Material shown |

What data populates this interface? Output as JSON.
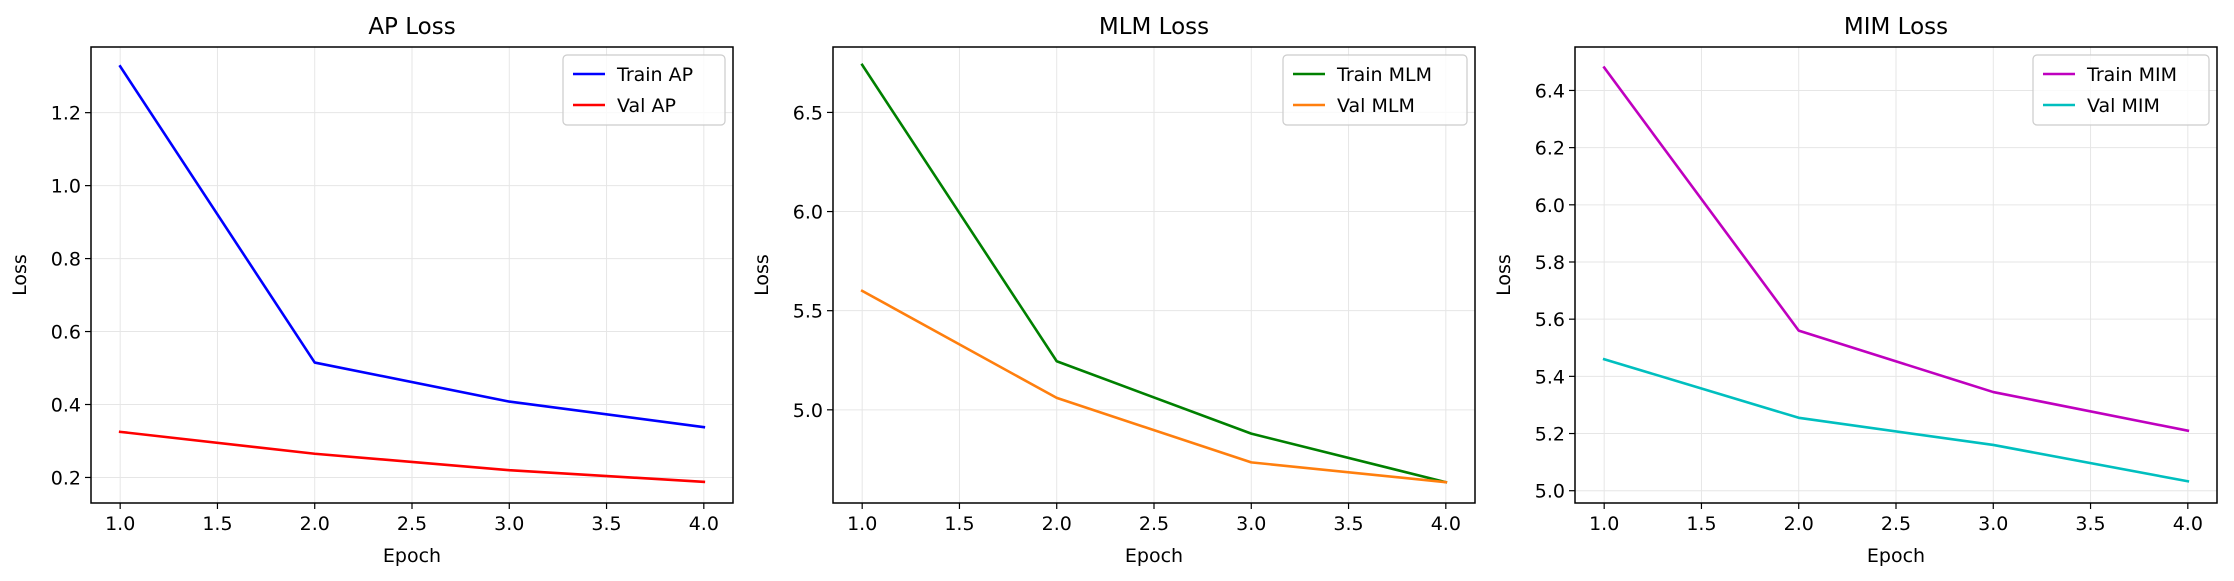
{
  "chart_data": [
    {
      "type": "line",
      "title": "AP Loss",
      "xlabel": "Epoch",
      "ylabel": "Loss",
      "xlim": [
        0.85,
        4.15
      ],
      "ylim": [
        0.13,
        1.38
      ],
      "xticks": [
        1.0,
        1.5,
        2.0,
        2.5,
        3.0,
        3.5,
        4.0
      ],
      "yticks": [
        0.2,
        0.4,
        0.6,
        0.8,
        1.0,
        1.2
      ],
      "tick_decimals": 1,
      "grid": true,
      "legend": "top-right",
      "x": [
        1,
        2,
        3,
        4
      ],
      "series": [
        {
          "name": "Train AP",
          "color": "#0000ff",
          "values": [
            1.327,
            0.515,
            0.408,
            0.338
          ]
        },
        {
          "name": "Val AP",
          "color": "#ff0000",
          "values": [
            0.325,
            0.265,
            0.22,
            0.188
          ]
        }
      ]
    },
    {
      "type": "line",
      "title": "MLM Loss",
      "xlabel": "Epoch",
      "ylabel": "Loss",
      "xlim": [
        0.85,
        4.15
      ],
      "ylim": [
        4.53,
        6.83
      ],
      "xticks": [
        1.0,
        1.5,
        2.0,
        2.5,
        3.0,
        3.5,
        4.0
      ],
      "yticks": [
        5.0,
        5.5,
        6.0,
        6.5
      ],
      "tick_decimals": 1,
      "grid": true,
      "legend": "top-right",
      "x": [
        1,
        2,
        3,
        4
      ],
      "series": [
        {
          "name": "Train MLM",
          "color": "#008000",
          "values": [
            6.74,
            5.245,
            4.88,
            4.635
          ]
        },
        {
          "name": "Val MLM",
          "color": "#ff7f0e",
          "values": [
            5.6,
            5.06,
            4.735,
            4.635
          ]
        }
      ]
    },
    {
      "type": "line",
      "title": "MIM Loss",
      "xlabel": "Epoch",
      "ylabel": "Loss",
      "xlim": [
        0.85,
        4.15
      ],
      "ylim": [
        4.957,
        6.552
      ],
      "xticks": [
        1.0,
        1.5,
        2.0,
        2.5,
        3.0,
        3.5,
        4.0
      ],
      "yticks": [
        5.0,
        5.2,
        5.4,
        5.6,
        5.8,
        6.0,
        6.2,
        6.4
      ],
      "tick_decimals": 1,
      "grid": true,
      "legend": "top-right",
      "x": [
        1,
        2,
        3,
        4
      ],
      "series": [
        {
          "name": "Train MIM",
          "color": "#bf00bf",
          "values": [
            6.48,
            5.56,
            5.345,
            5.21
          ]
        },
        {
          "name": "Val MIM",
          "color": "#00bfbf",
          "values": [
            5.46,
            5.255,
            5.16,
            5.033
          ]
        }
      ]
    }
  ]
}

--

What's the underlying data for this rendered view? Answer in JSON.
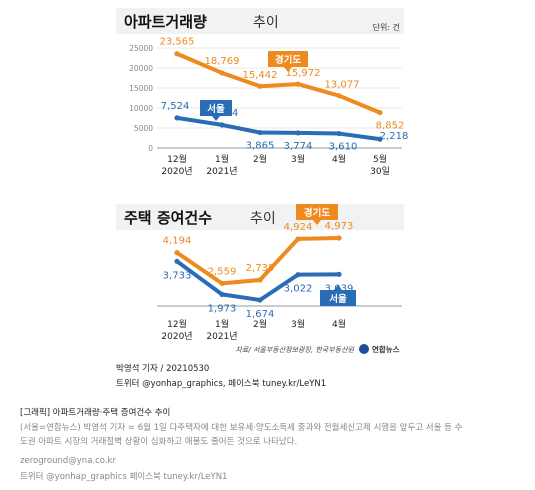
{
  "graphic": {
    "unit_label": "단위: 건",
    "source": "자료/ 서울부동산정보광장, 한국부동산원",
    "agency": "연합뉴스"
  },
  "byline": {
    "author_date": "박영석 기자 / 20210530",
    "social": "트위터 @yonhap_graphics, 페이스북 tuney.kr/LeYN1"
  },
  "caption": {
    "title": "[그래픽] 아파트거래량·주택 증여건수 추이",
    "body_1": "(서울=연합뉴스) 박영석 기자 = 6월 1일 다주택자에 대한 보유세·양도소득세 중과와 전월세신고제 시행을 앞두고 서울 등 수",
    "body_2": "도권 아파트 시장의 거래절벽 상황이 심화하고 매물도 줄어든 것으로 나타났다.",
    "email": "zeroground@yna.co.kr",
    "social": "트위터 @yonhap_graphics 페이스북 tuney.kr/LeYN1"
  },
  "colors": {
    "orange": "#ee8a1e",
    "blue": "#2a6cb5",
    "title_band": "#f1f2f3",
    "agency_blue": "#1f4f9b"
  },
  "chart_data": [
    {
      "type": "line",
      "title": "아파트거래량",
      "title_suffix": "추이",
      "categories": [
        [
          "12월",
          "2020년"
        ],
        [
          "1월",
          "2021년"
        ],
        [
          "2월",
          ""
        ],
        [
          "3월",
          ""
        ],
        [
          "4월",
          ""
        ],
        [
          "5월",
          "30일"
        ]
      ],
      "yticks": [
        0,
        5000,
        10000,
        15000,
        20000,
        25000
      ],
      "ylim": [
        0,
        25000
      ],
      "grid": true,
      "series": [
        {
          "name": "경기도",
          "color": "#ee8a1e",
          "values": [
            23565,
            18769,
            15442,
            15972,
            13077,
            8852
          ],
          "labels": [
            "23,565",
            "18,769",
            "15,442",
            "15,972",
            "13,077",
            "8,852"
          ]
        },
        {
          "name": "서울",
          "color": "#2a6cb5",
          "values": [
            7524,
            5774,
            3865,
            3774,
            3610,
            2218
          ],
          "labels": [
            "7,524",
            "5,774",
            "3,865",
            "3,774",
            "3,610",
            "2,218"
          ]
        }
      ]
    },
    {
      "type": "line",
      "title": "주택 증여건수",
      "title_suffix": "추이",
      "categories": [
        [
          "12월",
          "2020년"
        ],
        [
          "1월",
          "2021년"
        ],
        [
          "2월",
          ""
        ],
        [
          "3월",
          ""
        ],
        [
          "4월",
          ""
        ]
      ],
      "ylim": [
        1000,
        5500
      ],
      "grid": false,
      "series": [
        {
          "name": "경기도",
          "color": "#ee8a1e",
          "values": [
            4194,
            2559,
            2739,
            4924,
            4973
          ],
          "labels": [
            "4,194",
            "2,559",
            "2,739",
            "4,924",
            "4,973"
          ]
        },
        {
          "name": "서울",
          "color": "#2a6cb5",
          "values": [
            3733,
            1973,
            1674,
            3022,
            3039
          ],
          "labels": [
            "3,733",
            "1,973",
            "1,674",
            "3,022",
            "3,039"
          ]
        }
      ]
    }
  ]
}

Stated problem | Scan the data for the word "JSON" and copy every line where it shows up.

Finished task |
What data populates this interface? Output as JSON.
What's the underlying data for this rendered view? Answer in JSON.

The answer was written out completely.